Task brief: Upon reaching the line containing "Read out every word on this page.", output that line and all remaining lines exactly, through the end of the entries, and output nothing before it.

Extracted records:

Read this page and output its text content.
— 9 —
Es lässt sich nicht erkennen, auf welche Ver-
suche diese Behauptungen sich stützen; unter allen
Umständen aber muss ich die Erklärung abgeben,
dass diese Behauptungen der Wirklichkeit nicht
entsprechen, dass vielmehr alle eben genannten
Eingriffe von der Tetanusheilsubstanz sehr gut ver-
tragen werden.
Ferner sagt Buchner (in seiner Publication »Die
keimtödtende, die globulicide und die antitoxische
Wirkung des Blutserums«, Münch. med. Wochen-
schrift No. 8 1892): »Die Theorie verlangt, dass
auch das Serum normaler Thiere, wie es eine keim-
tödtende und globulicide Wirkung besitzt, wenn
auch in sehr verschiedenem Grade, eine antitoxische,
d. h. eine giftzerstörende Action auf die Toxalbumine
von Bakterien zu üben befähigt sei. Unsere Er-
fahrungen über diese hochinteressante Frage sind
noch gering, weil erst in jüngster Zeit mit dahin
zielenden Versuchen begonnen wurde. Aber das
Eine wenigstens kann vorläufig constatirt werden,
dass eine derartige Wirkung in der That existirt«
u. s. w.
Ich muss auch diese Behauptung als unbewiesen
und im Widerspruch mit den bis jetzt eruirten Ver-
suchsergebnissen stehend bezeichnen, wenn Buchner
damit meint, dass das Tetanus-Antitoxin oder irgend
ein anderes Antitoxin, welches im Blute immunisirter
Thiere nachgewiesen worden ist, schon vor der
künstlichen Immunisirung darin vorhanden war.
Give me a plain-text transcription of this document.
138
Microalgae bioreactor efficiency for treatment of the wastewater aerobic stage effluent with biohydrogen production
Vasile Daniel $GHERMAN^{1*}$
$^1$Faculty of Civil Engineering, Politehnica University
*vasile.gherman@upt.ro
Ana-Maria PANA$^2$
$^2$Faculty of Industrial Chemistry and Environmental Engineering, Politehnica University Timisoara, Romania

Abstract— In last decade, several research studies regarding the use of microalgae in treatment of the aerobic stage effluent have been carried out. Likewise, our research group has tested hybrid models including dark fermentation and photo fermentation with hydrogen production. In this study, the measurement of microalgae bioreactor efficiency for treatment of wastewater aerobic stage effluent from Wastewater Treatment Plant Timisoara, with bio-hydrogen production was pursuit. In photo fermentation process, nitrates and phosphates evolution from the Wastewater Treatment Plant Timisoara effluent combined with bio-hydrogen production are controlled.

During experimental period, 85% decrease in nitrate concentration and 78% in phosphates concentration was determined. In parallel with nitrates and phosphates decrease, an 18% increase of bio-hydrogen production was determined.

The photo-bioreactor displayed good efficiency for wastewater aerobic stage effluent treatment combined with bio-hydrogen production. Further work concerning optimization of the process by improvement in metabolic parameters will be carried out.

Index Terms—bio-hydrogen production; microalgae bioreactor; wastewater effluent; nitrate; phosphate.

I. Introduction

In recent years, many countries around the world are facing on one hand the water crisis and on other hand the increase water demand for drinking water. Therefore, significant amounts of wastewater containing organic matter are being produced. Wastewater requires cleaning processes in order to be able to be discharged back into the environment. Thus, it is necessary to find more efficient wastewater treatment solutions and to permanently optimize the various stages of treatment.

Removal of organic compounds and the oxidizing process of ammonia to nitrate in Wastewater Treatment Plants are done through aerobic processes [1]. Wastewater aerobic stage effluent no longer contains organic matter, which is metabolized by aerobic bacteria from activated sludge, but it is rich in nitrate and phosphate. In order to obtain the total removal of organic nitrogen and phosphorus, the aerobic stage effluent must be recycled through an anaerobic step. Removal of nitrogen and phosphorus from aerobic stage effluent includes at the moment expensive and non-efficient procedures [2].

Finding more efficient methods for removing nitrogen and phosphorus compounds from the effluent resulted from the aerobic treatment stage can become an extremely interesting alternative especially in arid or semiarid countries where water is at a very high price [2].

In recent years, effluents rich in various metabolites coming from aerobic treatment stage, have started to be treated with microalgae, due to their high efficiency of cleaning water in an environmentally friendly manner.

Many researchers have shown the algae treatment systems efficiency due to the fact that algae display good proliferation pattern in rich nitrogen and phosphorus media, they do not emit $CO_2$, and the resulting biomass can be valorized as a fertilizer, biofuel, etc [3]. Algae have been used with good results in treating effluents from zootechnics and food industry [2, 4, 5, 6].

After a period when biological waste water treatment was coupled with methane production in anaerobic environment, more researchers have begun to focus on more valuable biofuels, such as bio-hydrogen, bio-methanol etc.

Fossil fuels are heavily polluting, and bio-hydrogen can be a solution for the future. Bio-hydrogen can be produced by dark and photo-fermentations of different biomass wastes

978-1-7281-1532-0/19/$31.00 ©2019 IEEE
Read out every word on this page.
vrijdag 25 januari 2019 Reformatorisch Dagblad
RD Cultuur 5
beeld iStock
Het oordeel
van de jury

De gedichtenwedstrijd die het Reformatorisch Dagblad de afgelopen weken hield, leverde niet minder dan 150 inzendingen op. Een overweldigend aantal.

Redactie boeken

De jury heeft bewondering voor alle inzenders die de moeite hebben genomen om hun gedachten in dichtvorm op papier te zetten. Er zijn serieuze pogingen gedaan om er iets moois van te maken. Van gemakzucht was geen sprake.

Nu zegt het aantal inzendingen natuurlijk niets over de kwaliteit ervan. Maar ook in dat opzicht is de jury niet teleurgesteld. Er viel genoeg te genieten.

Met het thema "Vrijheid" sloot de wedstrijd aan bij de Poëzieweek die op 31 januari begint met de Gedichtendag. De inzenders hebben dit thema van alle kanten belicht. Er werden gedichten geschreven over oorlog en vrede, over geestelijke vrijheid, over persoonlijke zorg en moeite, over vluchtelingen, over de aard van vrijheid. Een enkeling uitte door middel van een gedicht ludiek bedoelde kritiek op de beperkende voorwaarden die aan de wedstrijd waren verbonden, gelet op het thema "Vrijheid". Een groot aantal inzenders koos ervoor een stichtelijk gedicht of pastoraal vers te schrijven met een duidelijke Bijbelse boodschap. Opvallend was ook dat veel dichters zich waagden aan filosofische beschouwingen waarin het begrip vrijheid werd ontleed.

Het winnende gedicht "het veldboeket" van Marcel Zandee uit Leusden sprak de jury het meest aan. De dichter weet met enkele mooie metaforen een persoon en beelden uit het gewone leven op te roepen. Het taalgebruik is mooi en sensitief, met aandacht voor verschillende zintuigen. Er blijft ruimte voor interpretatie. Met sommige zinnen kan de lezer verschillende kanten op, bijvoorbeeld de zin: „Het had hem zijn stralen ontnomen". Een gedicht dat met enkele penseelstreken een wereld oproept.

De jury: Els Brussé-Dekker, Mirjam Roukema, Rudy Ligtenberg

Exercise solution:
Read out every word on this page.
vrijdag 25 januari 2019 Reformatorisch Dagblad
RD Cultuur 5
beeld iStock
Het oordeel
van de jury

De gedichtenwedstrijd die het Reformatorisch Dagblad de afgelopen weken hield, leverde niet minder dan 150 inzendingen op. Een overweldigend aantal.

Redactie boeken

De jury heeft bewondering voor alle inzenders die de moeite hebben genomen om hun gedachten in dichtvorm op papier te zetten. Er zijn serieuze pogingen gedaan om er iets moois van te maken. Van gemakzucht was geen sprake.

Nu zegt het aantal inzendingen natuurlijk niets over de kwaliteit ervan. Maar ook in dat opzicht is de jury niet teleurgesteld. Er viel genoeg te genieten.

Met het thema "Vrijheid" sloot de wedstrijd aan bij de Poëzieweek die op 31 januari begint met de Gedichtendag. De inzenders hebben dit thema van alle kanten belicht. Er werden gedichten geschreven over oorlog en vrede, over geestelijke vrijheid, over persoonlijke zorg en moeite, over vluchtelingen, over de aard van vrijheid. Een enkeling uitte door middel van een gedicht ludiek bedoelde kritiek op de beperkende voorwaarden die aan de wedstrijd waren verbonden, gelet op het thema "Vrijheid". Een groot aantal inzenders koos ervoor een stichtelijk gedicht of pastoraal vers te schrijven met een duidelijke Bijbelse boodschap. Opvallend was ook dat veel dichters zich waagden aan filosofische beschouwingen waarin het begrip vrijheid werd ontleed.

Het winnende gedicht "het veldboeket" van Marcel Zandee uit Leusden sprak de jury het meest aan. De dichter weet met enkele mooie metaforen een persoon en beelden uit het gewone leven op te roepen. Het taalgebruik is mooi en sensitief, met aandacht voor verschillende zintuigen. Er blijft ruimte voor interpretatie. Met sommige zinnen kan de lezer verschillende kanten op, bijvoorbeeld de zin: „Het had hem zijn stralen ontnomen". Een gedicht dat met enkele penseelstreken een wereld oproept.

De jury: Els Brussé-Dekker, Mirjam Roukema, Rudy Ligtenberg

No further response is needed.